* **RECORDED INFORMATION**:

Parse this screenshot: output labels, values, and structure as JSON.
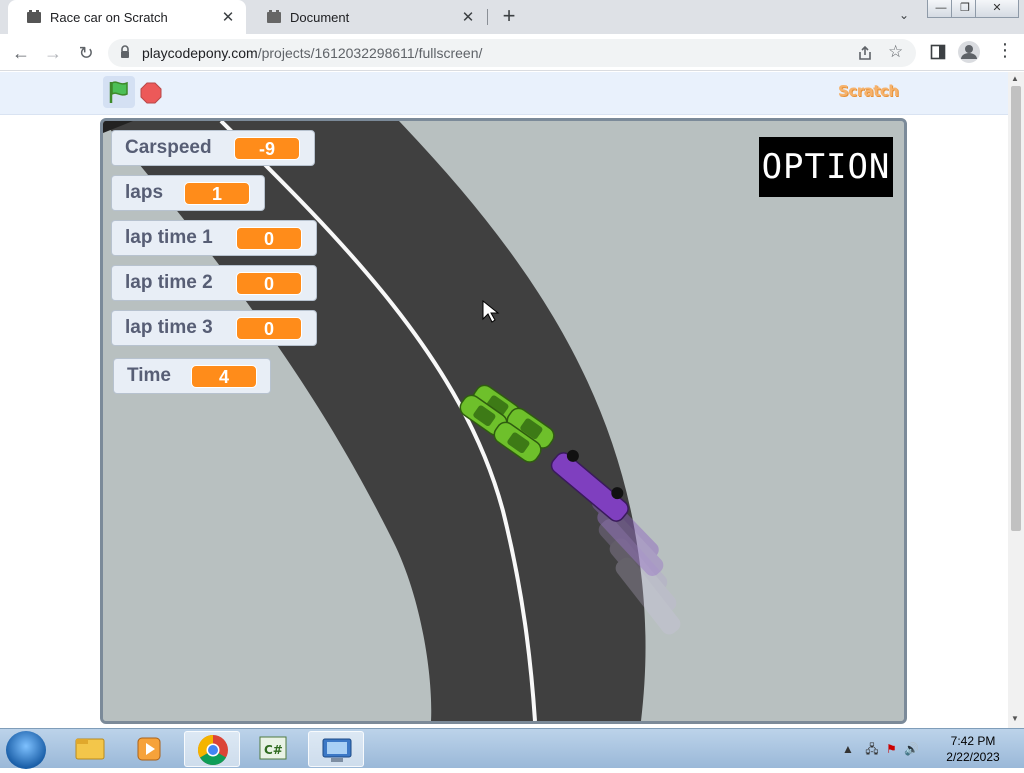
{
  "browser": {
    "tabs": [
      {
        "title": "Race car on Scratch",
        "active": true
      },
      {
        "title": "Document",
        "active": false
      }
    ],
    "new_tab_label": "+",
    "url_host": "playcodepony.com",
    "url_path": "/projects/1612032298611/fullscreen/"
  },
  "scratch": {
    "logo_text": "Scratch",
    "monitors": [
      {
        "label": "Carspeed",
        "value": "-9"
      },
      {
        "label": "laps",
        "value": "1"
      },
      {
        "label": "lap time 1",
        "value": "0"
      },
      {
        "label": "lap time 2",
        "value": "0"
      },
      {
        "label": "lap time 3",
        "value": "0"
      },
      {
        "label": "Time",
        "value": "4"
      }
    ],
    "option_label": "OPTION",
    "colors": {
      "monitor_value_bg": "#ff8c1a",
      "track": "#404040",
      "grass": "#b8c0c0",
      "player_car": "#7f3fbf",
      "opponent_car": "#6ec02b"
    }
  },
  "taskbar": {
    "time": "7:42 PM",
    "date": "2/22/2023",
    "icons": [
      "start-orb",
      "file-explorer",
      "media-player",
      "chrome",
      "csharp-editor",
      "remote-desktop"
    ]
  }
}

* **THE PROBLEM**: Scan the listing above for the word "title" and show each line where it is found.

* **EXERCISE SOLUTION**:
        "title": "Race car on Scratch",
        "title": "Document",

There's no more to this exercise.